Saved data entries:
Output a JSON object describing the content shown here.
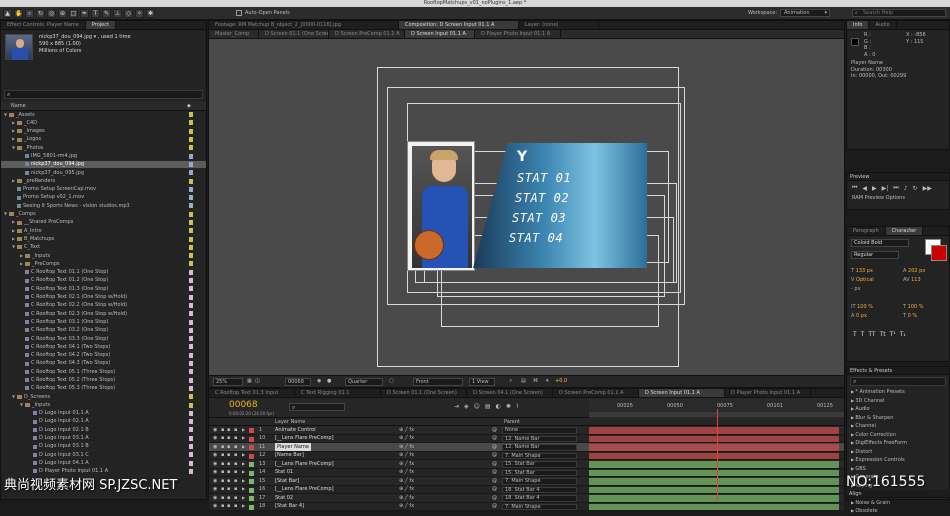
{
  "window": {
    "title": "RooftopMatchups_v01_noPlugins_1.aep *"
  },
  "toolbar": {
    "auto_open": "Auto-Open Panels",
    "workspace_label": "Workspace:",
    "workspace": "Animation",
    "search_placeholder": "Search Help"
  },
  "project": {
    "tabs": [
      "Effect Controls: Player Name",
      "Project"
    ],
    "selected_file": "nickp37_dou_094.jpg ▾ , used 1 time",
    "dimensions": "590 x 885 (1.00)",
    "colors": "Millions of Colors",
    "name_header": "Name",
    "items": [
      {
        "label": "_Assets",
        "level": 0,
        "kind": "folder",
        "open": true,
        "color": "#c9c25a"
      },
      {
        "label": "_C4D",
        "level": 1,
        "kind": "folder",
        "open": false,
        "color": "#c9c25a"
      },
      {
        "label": "_Images",
        "level": 1,
        "kind": "folder",
        "open": false,
        "color": "#c9c25a"
      },
      {
        "label": "_Logos",
        "level": 1,
        "kind": "folder",
        "open": false,
        "color": "#c9c25a"
      },
      {
        "label": "_Photos",
        "level": 1,
        "kind": "folder",
        "open": true,
        "color": "#c9c25a"
      },
      {
        "label": "IMG_5801-rm4.jpg",
        "level": 2,
        "kind": "file",
        "color": "#9aa8c8"
      },
      {
        "label": "nickp37_dou_094.jpg",
        "level": 2,
        "kind": "file",
        "color": "#9aa8c8",
        "selected": true
      },
      {
        "label": "nickp37_dou_095.jpg",
        "level": 2,
        "kind": "file",
        "color": "#9aa8c8"
      },
      {
        "label": "_preRenders",
        "level": 1,
        "kind": "folder",
        "open": false,
        "color": "#c9c25a"
      },
      {
        "label": "Promo Setup ScreenCap.mov",
        "level": 1,
        "kind": "file",
        "color": "#8fb3c8"
      },
      {
        "label": "Promo Setup v02_1.mov",
        "level": 1,
        "kind": "file",
        "color": "#8fb3c8"
      },
      {
        "label": "Seeing It Sports News - vision studios.mp3",
        "level": 1,
        "kind": "file",
        "color": "#8fb3c8"
      },
      {
        "label": "_Comps",
        "level": 0,
        "kind": "folder",
        "open": true,
        "color": "#c9c25a"
      },
      {
        "label": "__Shared PreComps",
        "level": 1,
        "kind": "folder",
        "open": false,
        "color": "#c9c25a"
      },
      {
        "label": "A_Intro",
        "level": 1,
        "kind": "folder",
        "open": false,
        "color": "#c9c25a"
      },
      {
        "label": "B_Matchups",
        "level": 1,
        "kind": "folder",
        "open": false,
        "color": "#c9c25a"
      },
      {
        "label": "C_Text",
        "level": 1,
        "kind": "folder",
        "open": true,
        "color": "#c9c25a"
      },
      {
        "label": "_Inputs",
        "level": 2,
        "kind": "folder",
        "open": false,
        "color": "#c9c25a"
      },
      {
        "label": "_PreComps",
        "level": 2,
        "kind": "folder",
        "open": false,
        "color": "#c9c25a"
      },
      {
        "label": "C Rooftop Text 01.1 (One Stop)",
        "level": 2,
        "kind": "comp",
        "color": "#d9b8d4"
      },
      {
        "label": "C Rooftop Text 01.2 (One Stop)",
        "level": 2,
        "kind": "comp",
        "color": "#d9b8d4"
      },
      {
        "label": "C Rooftop Text 01.3 (One Stop)",
        "level": 2,
        "kind": "comp",
        "color": "#d9b8d4"
      },
      {
        "label": "C Rooftop Text 02.1 (One Stop w/Hold)",
        "level": 2,
        "kind": "comp",
        "color": "#d9b8d4"
      },
      {
        "label": "C Rooftop Text 02.2 (One Stop w/Hold)",
        "level": 2,
        "kind": "comp",
        "color": "#d9b8d4"
      },
      {
        "label": "C Rooftop Text 02.3 (One Stop w/Hold)",
        "level": 2,
        "kind": "comp",
        "color": "#d9b8d4"
      },
      {
        "label": "C Rooftop Text 03.1 (One Stop)",
        "level": 2,
        "kind": "comp",
        "color": "#d9b8d4"
      },
      {
        "label": "C Rooftop Text 03.2 (One Stop)",
        "level": 2,
        "kind": "comp",
        "color": "#d9b8d4"
      },
      {
        "label": "C Rooftop Text 03.3 (One Stop)",
        "level": 2,
        "kind": "comp",
        "color": "#d9b8d4"
      },
      {
        "label": "C Rooftop Text 04.1 (Two Stops)",
        "level": 2,
        "kind": "comp",
        "color": "#d9b8d4"
      },
      {
        "label": "C Rooftop Text 04.2 (Two Stops)",
        "level": 2,
        "kind": "comp",
        "color": "#d9b8d4"
      },
      {
        "label": "C Rooftop Text 04.3 (Two Stops)",
        "level": 2,
        "kind": "comp",
        "color": "#d9b8d4"
      },
      {
        "label": "C Rooftop Text 05.1 (Three Stops)",
        "level": 2,
        "kind": "comp",
        "color": "#d9b8d4"
      },
      {
        "label": "C Rooftop Text 05.2 (Three Stops)",
        "level": 2,
        "kind": "comp",
        "color": "#d9b8d4"
      },
      {
        "label": "C Rooftop Text 05.3 (Three Stops)",
        "level": 2,
        "kind": "comp",
        "color": "#d9b8d4"
      },
      {
        "label": "D_Screens",
        "level": 1,
        "kind": "folder",
        "open": true,
        "color": "#c9c25a"
      },
      {
        "label": "_Inputs",
        "level": 2,
        "kind": "folder",
        "open": true,
        "color": "#c9c25a"
      },
      {
        "label": "D Logo Input 01.1 A",
        "level": 3,
        "kind": "comp",
        "color": "#d9b8d4"
      },
      {
        "label": "D Logo Input 02.1 A",
        "level": 3,
        "kind": "comp",
        "color": "#d9b8d4"
      },
      {
        "label": "D Logo Input 02.1 B",
        "level": 3,
        "kind": "comp",
        "color": "#d9b8d4"
      },
      {
        "label": "D Logo Input 03.1 A",
        "level": 3,
        "kind": "comp",
        "color": "#d9b8d4"
      },
      {
        "label": "D Logo Input 03.1 B",
        "level": 3,
        "kind": "comp",
        "color": "#d9b8d4"
      },
      {
        "label": "D Logo Input 03.1 C",
        "level": 3,
        "kind": "comp",
        "color": "#d9b8d4"
      },
      {
        "label": "D Logo Input 04.1 A",
        "level": 3,
        "kind": "comp",
        "color": "#d9b8d4"
      },
      {
        "label": "D Player Photo Input 01.1 A",
        "level": 3,
        "kind": "comp",
        "color": "#d9b8d4"
      }
    ]
  },
  "viewer": {
    "tabs": [
      "Footage: RM Matchup B_object_2_[0000-0116].jpg",
      "Composition: D Screen Input 01.1 A",
      "Layer: (none)"
    ],
    "subtabs": [
      "Master_Comp",
      "D Screen 01.1 (One Screen)",
      "D Screen PreComp 01.1 A",
      "D Screen Input 01.1 A",
      "D Player Photo Input 01.1 A"
    ],
    "header_letter": "Y",
    "stats": [
      "STAT 01",
      "STAT 02",
      "STAT 03",
      "STAT 04"
    ],
    "zoom": "25%",
    "timecode": "00068",
    "resolution": "Quarter",
    "view_mode": "Front",
    "views": "1 View",
    "exposure": "+0.0"
  },
  "timeline": {
    "tabs": [
      "C Rooftop Text 01.3 Input",
      "C Text Rigging 01.1",
      "D Screen 01.1 (One Screen)",
      "D Screen 04.1 (One Screen)",
      "D Screen PreComp 01.1 A",
      "D Screen Input 01.1 A",
      "D Player Photo Input 01.1 A"
    ],
    "current_time": "00068",
    "time_sub": "0:00:02:20 (24.00 fps)",
    "col_layer": "Layer Name",
    "col_parent": "Parent",
    "ruler": [
      "00025",
      "00050",
      "00075",
      "00101",
      "00125"
    ],
    "current_fraction": 0.5,
    "layers": [
      {
        "num": "1",
        "name": "Animate Control",
        "parent": "None",
        "color": "#c94c4c"
      },
      {
        "num": "10",
        "name": "[__Lens Flare PreComp]",
        "parent": "12. Name Bar",
        "color": "#c94c4c"
      },
      {
        "num": "11",
        "name": "Player Name",
        "parent": "12. Name Bar",
        "color": "#c94c4c",
        "selected": true
      },
      {
        "num": "12",
        "name": "[Name Bar]",
        "parent": "7. Main Shape",
        "color": "#c94c4c"
      },
      {
        "num": "13",
        "name": "[__Lens Flare PreComp]",
        "parent": "15. Stat Bar",
        "color": "#7ab86a"
      },
      {
        "num": "14",
        "name": "Stat 01",
        "parent": "15. Stat Bar",
        "color": "#7ab86a"
      },
      {
        "num": "15",
        "name": "[Stat Bar]",
        "parent": "7. Main Shape",
        "color": "#7ab86a"
      },
      {
        "num": "16",
        "name": "[__Lens Flare PreComp]",
        "parent": "18. Stat Bar 4",
        "color": "#7ab86a"
      },
      {
        "num": "17",
        "name": "Stat 02",
        "parent": "18. Stat Bar 4",
        "color": "#7ab86a"
      },
      {
        "num": "18",
        "name": "[Stat Bar 4]",
        "parent": "7. Main Shape",
        "color": "#7ab86a"
      }
    ]
  },
  "right": {
    "info_tabs": [
      "Info",
      "Audio"
    ],
    "rgb": [
      "R :",
      "G :",
      "B :",
      "A : 0"
    ],
    "xy": [
      "X : -856",
      "Y : 115"
    ],
    "layer_info": [
      "Player Name",
      "Duration: 00300",
      "In: 00000, Out: 00299"
    ],
    "preview_tab": "Preview",
    "ram_preview": "RAM Preview Options",
    "char_tabs": [
      "Paragraph",
      "Character"
    ],
    "font": "Coloid Bold",
    "style": "Regular",
    "font_size": "133 px",
    "leading": "202 px",
    "kerning": "Optical",
    "tracking": "113",
    "px_field": "- px",
    "v_scale": "100 %",
    "h_scale": "100 %",
    "baseline": "0 px",
    "tsume": "0 %",
    "effects_tab": "Effects & Presets",
    "effects": [
      "* Animation Presets",
      "3D Channel",
      "Audio",
      "Blur & Sharpen",
      "Channel",
      "Color Correction",
      "DigiEffects FreeForm",
      "Distort",
      "Expression Controls",
      "GBS",
      "Generate",
      "Keying",
      "Matte",
      "Noise & Grain",
      "Obsolete"
    ],
    "align_tab": "Align"
  },
  "watermark": {
    "left": "典尚视频素材网 SP.JZSC.NET",
    "right": "NO:161555"
  }
}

● Problem to solve: Using the listing above, show each line holding the string "Promo".

● Task output:
        "label": "Promo Setup ScreenCap.mov",
        "label": "Promo Setup v02_1.mov",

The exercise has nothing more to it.